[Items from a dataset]
· · ·

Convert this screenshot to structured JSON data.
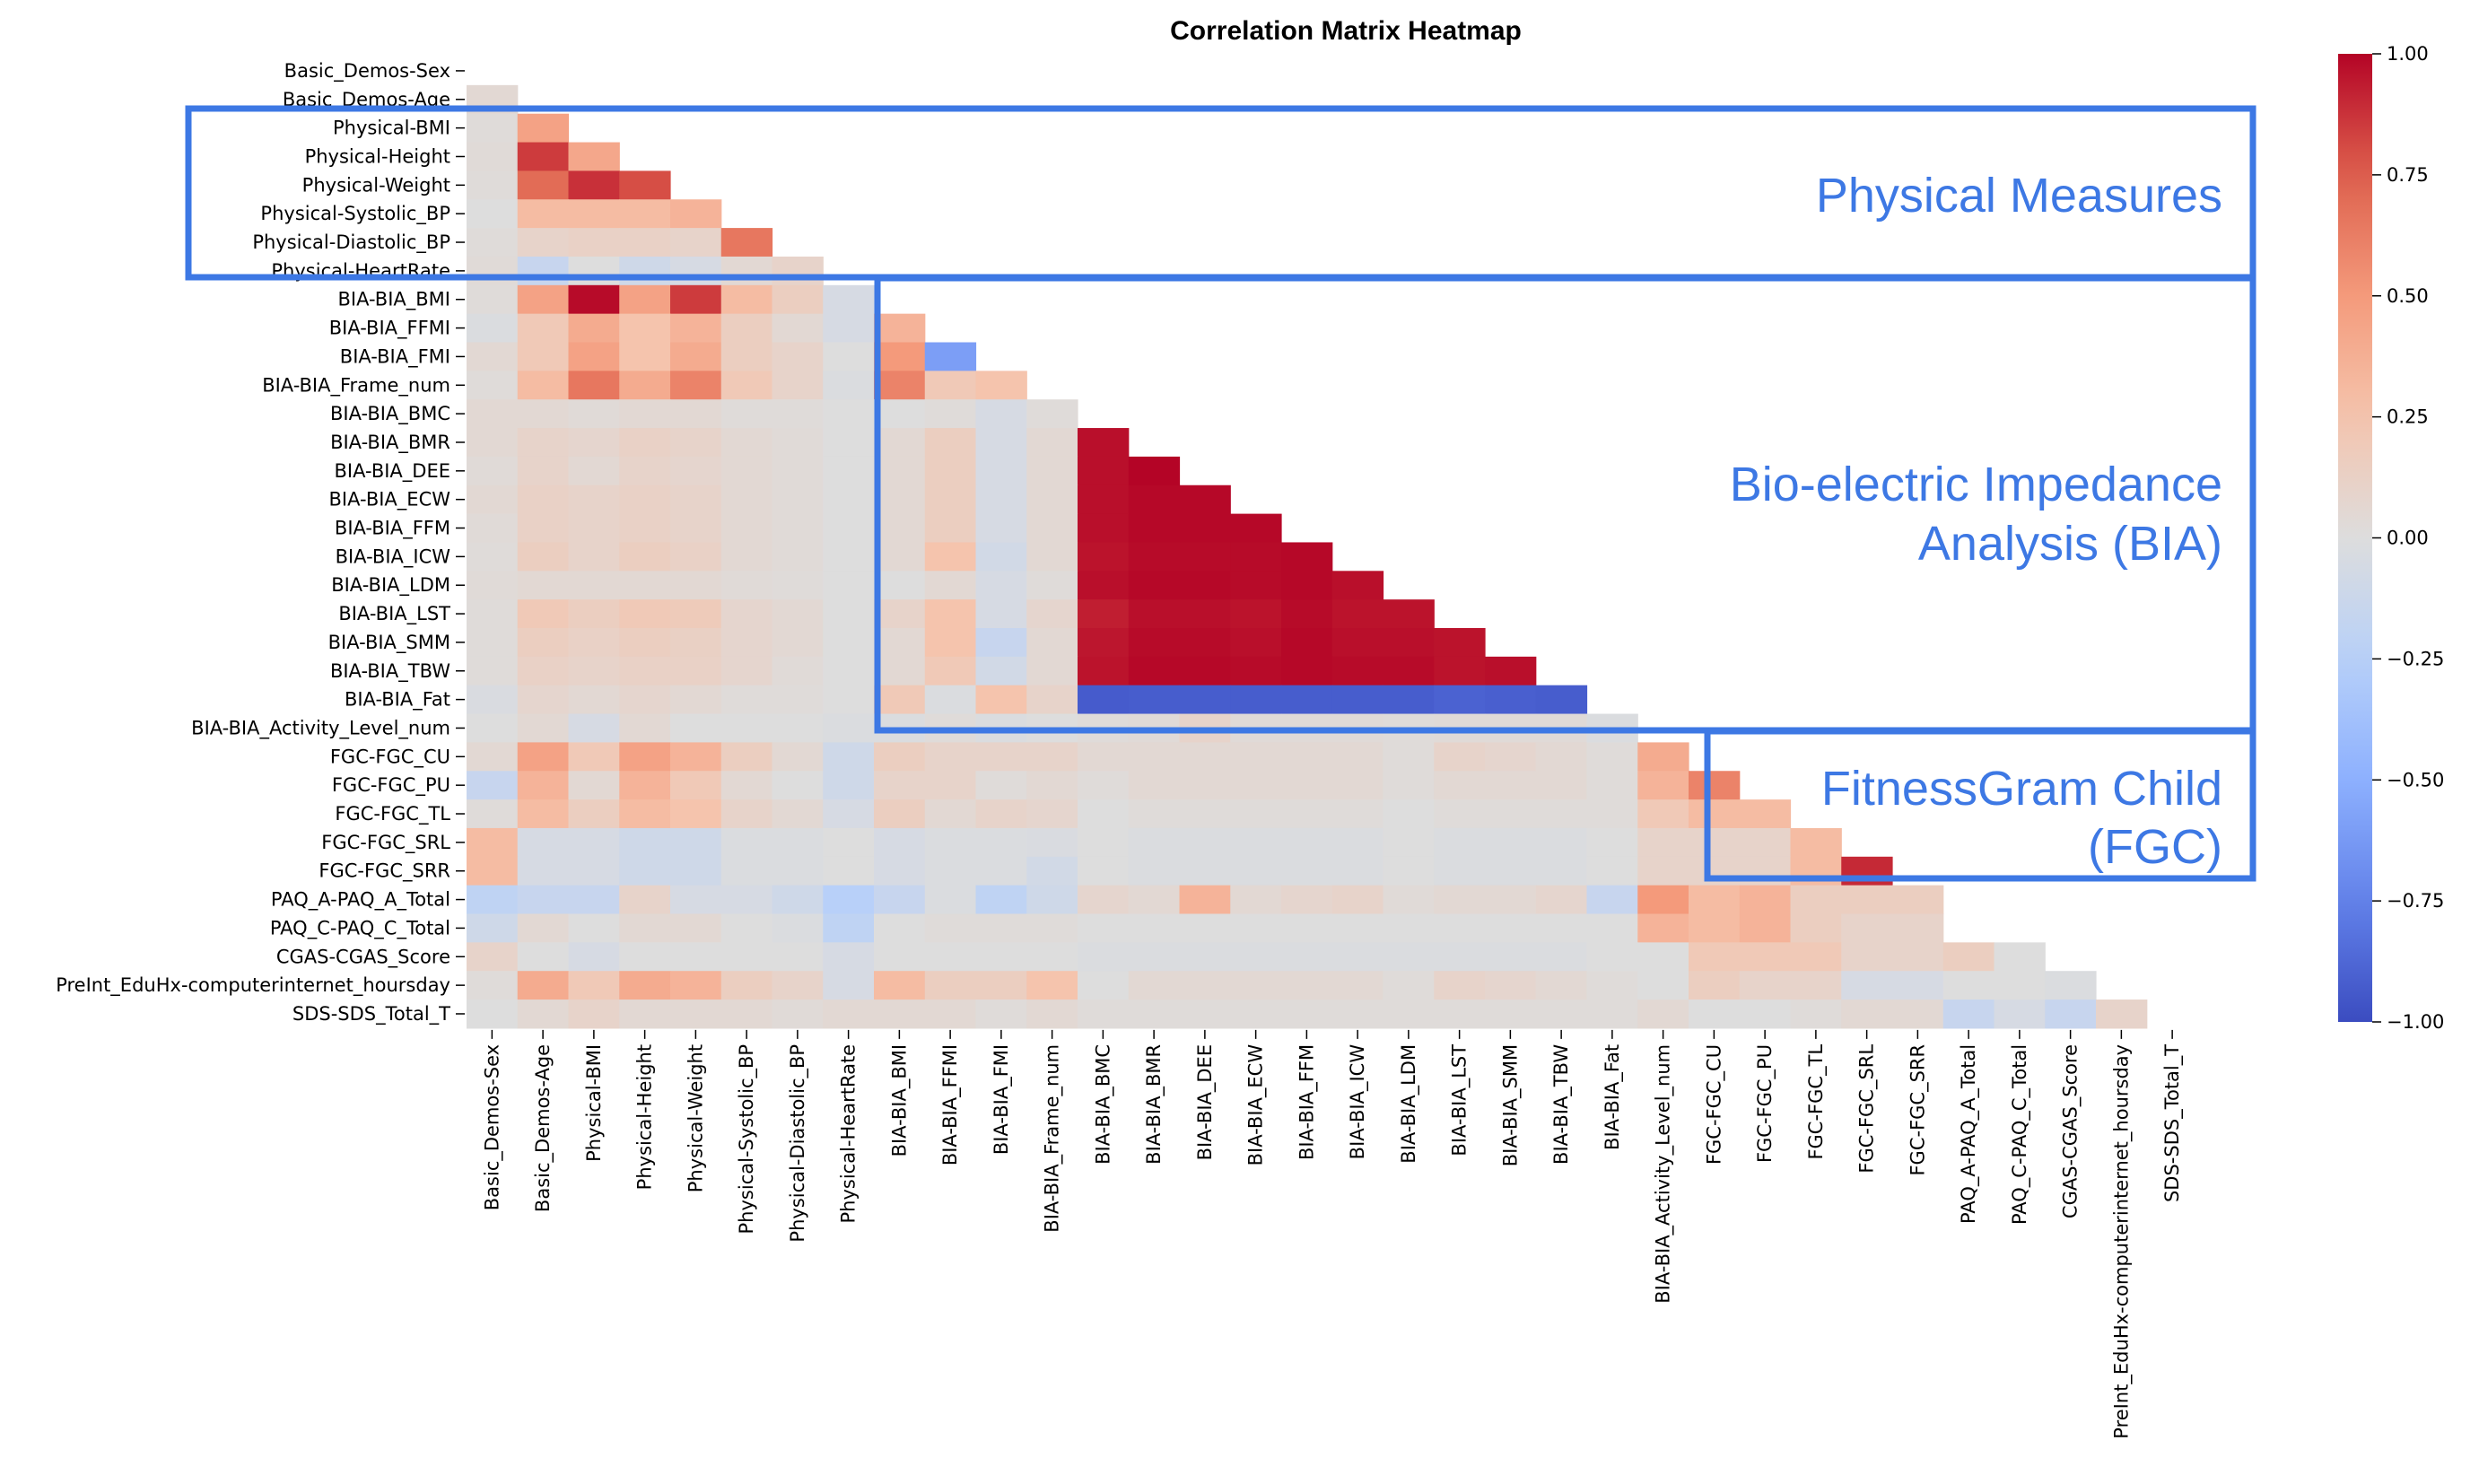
{
  "chart_data": {
    "type": "heatmap",
    "title": "Correlation Matrix Heatmap",
    "variables": [
      "Basic_Demos-Sex",
      "Basic_Demos-Age",
      "Physical-BMI",
      "Physical-Height",
      "Physical-Weight",
      "Physical-Systolic_BP",
      "Physical-Diastolic_BP",
      "Physical-HeartRate",
      "BIA-BIA_BMI",
      "BIA-BIA_FFMI",
      "BIA-BIA_FMI",
      "BIA-BIA_Frame_num",
      "BIA-BIA_BMC",
      "BIA-BIA_BMR",
      "BIA-BIA_DEE",
      "BIA-BIA_ECW",
      "BIA-BIA_FFM",
      "BIA-BIA_ICW",
      "BIA-BIA_LDM",
      "BIA-BIA_LST",
      "BIA-BIA_SMM",
      "BIA-BIA_TBW",
      "BIA-BIA_Fat",
      "BIA-BIA_Activity_Level_num",
      "FGC-FGC_CU",
      "FGC-FGC_PU",
      "FGC-FGC_TL",
      "FGC-FGC_SRL",
      "FGC-FGC_SRR",
      "PAQ_A-PAQ_A_Total",
      "PAQ_C-PAQ_C_Total",
      "CGAS-CGAS_Score",
      "PreInt_EduHx-computerinternet_hoursday",
      "SDS-SDS_Total_T"
    ],
    "matrix_lower": [
      [],
      [
        0.05
      ],
      [
        0.02,
        0.45
      ],
      [
        0.03,
        0.85,
        0.42
      ],
      [
        0.02,
        0.7,
        0.88,
        0.8
      ],
      [
        0.0,
        0.3,
        0.3,
        0.3,
        0.35
      ],
      [
        0.02,
        0.1,
        0.12,
        0.12,
        0.1,
        0.65
      ],
      [
        0.03,
        -0.15,
        0.0,
        -0.1,
        -0.05,
        0.05,
        0.1
      ],
      [
        0.02,
        0.45,
        0.98,
        0.45,
        0.85,
        0.3,
        0.15,
        -0.05
      ],
      [
        -0.02,
        0.2,
        0.4,
        0.25,
        0.35,
        0.15,
        0.05,
        -0.05,
        0.35
      ],
      [
        0.05,
        0.2,
        0.45,
        0.25,
        0.4,
        0.15,
        0.1,
        0.0,
        0.5,
        -0.6
      ],
      [
        0.02,
        0.3,
        0.65,
        0.4,
        0.6,
        0.2,
        0.1,
        -0.02,
        0.6,
        0.2,
        0.25
      ],
      [
        0.05,
        0.05,
        0.03,
        0.05,
        0.05,
        0.02,
        0.02,
        0.0,
        0.0,
        0.02,
        -0.05,
        0.02
      ],
      [
        0.05,
        0.1,
        0.08,
        0.12,
        0.1,
        0.05,
        0.03,
        0.0,
        0.05,
        0.15,
        -0.05,
        0.05,
        0.97
      ],
      [
        0.03,
        0.1,
        0.05,
        0.1,
        0.08,
        0.05,
        0.03,
        0.0,
        0.05,
        0.15,
        -0.05,
        0.05,
        0.97,
        1.0
      ],
      [
        0.05,
        0.12,
        0.1,
        0.12,
        0.1,
        0.05,
        0.03,
        0.0,
        0.05,
        0.15,
        -0.05,
        0.05,
        0.97,
        0.99,
        0.99
      ],
      [
        0.03,
        0.12,
        0.1,
        0.12,
        0.1,
        0.05,
        0.03,
        0.0,
        0.05,
        0.15,
        -0.05,
        0.05,
        0.97,
        0.99,
        0.99,
        0.99
      ],
      [
        0.02,
        0.15,
        0.1,
        0.15,
        0.12,
        0.05,
        0.03,
        0.0,
        0.05,
        0.25,
        -0.08,
        0.05,
        0.96,
        0.98,
        0.98,
        0.98,
        0.99
      ],
      [
        0.03,
        0.05,
        0.05,
        0.05,
        0.05,
        0.03,
        0.02,
        0.0,
        0.0,
        0.05,
        -0.05,
        0.02,
        0.97,
        0.99,
        0.99,
        0.98,
        0.99,
        0.97
      ],
      [
        0.02,
        0.2,
        0.15,
        0.2,
        0.18,
        0.08,
        0.05,
        0.0,
        0.1,
        0.25,
        -0.05,
        0.08,
        0.93,
        0.97,
        0.97,
        0.96,
        0.98,
        0.96,
        0.96
      ],
      [
        0.02,
        0.15,
        0.12,
        0.15,
        0.13,
        0.08,
        0.05,
        0.0,
        0.05,
        0.25,
        -0.15,
        0.05,
        0.95,
        0.98,
        0.98,
        0.97,
        0.99,
        0.97,
        0.97,
        0.96
      ],
      [
        0.02,
        0.12,
        0.1,
        0.12,
        0.12,
        0.08,
        0.03,
        0.0,
        0.05,
        0.2,
        -0.08,
        0.05,
        0.96,
        0.99,
        0.99,
        0.98,
        0.99,
        0.98,
        0.98,
        0.96,
        0.97
      ],
      [
        -0.03,
        0.08,
        0.05,
        0.08,
        0.05,
        0.02,
        0.02,
        0.0,
        0.2,
        -0.02,
        0.25,
        0.1,
        -0.93,
        -0.92,
        -0.92,
        -0.92,
        -0.92,
        -0.92,
        -0.92,
        -0.9,
        -0.91,
        -0.92
      ],
      [
        0.0,
        0.05,
        -0.05,
        0.05,
        0.0,
        0.0,
        0.0,
        -0.02,
        -0.02,
        0.02,
        -0.02,
        0.0,
        0.02,
        0.03,
        0.1,
        0.03,
        0.03,
        0.03,
        0.02,
        0.03,
        0.03,
        0.03,
        -0.02
      ],
      [
        0.05,
        0.45,
        0.2,
        0.45,
        0.35,
        0.15,
        0.05,
        -0.1,
        0.15,
        0.1,
        0.1,
        0.1,
        0.05,
        0.05,
        0.05,
        0.05,
        0.05,
        0.05,
        0.02,
        0.1,
        0.08,
        0.05,
        0.02,
        0.4
      ],
      [
        -0.15,
        0.35,
        0.05,
        0.35,
        0.2,
        0.05,
        0.0,
        -0.1,
        0.1,
        0.1,
        0.02,
        0.05,
        0.02,
        0.05,
        0.05,
        0.05,
        0.05,
        0.05,
        0.02,
        0.05,
        0.05,
        0.05,
        0.02,
        0.35,
        0.6
      ],
      [
        0.02,
        0.3,
        0.15,
        0.3,
        0.25,
        0.1,
        0.05,
        -0.05,
        0.15,
        0.05,
        0.1,
        0.08,
        0.0,
        0.02,
        0.02,
        0.02,
        0.02,
        0.02,
        0.0,
        0.02,
        0.02,
        0.02,
        0.02,
        0.2,
        0.3,
        0.3
      ],
      [
        0.3,
        -0.05,
        -0.05,
        -0.1,
        -0.1,
        -0.02,
        -0.02,
        0.0,
        -0.05,
        -0.02,
        -0.02,
        -0.03,
        0.0,
        -0.02,
        -0.02,
        -0.02,
        -0.02,
        -0.02,
        0.0,
        -0.02,
        -0.02,
        -0.02,
        0.0,
        0.1,
        0.1,
        0.1,
        0.3
      ],
      [
        0.3,
        -0.05,
        -0.05,
        -0.1,
        -0.1,
        -0.02,
        -0.02,
        0.0,
        -0.05,
        -0.02,
        -0.02,
        -0.08,
        0.0,
        -0.02,
        -0.02,
        -0.02,
        -0.02,
        -0.02,
        0.0,
        -0.02,
        -0.02,
        -0.02,
        0.0,
        0.1,
        0.1,
        0.1,
        0.3,
        0.9
      ],
      [
        -0.2,
        -0.15,
        -0.15,
        0.1,
        -0.05,
        -0.05,
        -0.1,
        -0.25,
        -0.15,
        -0.02,
        -0.2,
        -0.1,
        0.08,
        0.05,
        0.35,
        0.05,
        0.08,
        0.1,
        0.03,
        0.05,
        0.05,
        0.08,
        -0.15,
        0.5,
        0.3,
        0.35,
        0.15,
        0.15,
        0.15
      ],
      [
        -0.1,
        0.05,
        0.0,
        0.05,
        0.05,
        0.0,
        -0.02,
        -0.2,
        0.0,
        0.02,
        0.02,
        0.02,
        0.0,
        0.0,
        0.0,
        0.0,
        0.0,
        0.0,
        0.0,
        0.0,
        0.0,
        0.0,
        0.0,
        0.35,
        0.3,
        0.35,
        0.15,
        0.1,
        0.1
      ],
      [
        0.1,
        0.0,
        -0.05,
        0.0,
        0.0,
        0.0,
        0.0,
        -0.05,
        0.0,
        0.0,
        0.0,
        0.0,
        -0.02,
        -0.02,
        -0.02,
        -0.02,
        -0.02,
        -0.02,
        -0.02,
        -0.02,
        -0.02,
        -0.02,
        0.0,
        0.0,
        0.2,
        0.2,
        0.2,
        0.1,
        0.1,
        0.15,
        0.0
      ],
      [
        0.02,
        0.4,
        0.2,
        0.4,
        0.35,
        0.15,
        0.1,
        -0.05,
        0.3,
        0.15,
        0.15,
        0.25,
        0.0,
        0.05,
        0.05,
        0.05,
        0.05,
        0.05,
        0.02,
        0.1,
        0.08,
        0.05,
        0.02,
        0.0,
        0.15,
        0.1,
        0.1,
        -0.05,
        -0.05,
        0.0,
        0.0,
        -0.02
      ],
      [
        0.0,
        0.05,
        0.1,
        0.05,
        0.05,
        0.05,
        0.03,
        0.05,
        0.05,
        0.05,
        0.02,
        0.05,
        0.02,
        0.02,
        0.02,
        0.02,
        0.02,
        0.02,
        0.02,
        0.02,
        0.02,
        0.02,
        0.02,
        0.05,
        0.0,
        0.0,
        0.02,
        0.05,
        0.05,
        -0.15,
        -0.05,
        -0.15,
        0.1
      ]
    ],
    "vmin": -1,
    "vmax": 1,
    "colormap": "coolwarm",
    "colorbar_ticks": [
      "1.00",
      "0.75",
      "0.50",
      "0.25",
      "0.00",
      "−0.25",
      "−0.50",
      "−0.75",
      "−1.00"
    ],
    "colorbar_values": [
      1.0,
      0.75,
      0.5,
      0.25,
      0.0,
      -0.25,
      -0.5,
      -0.75,
      -1.0
    ],
    "annotations": [
      {
        "lines": [
          "Physical Measures"
        ],
        "box_color": "#3d78e4"
      },
      {
        "lines": [
          "Bio-electric Impedance",
          "Analysis (BIA)"
        ],
        "box_color": "#3d78e4"
      },
      {
        "lines": [
          "FitnessGram Child",
          "(FGC)"
        ],
        "box_color": "#3d78e4"
      }
    ]
  }
}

· · ·

Copy each line of the listing that holds the word "Physical".

      "Physical-BMI",
      "Physical-Height",
      "Physical-Weight",
      "Physical-Systolic_BP",
      "Physical-Diastolic_BP",
      "Physical-HeartRate",
          "Physical Measures"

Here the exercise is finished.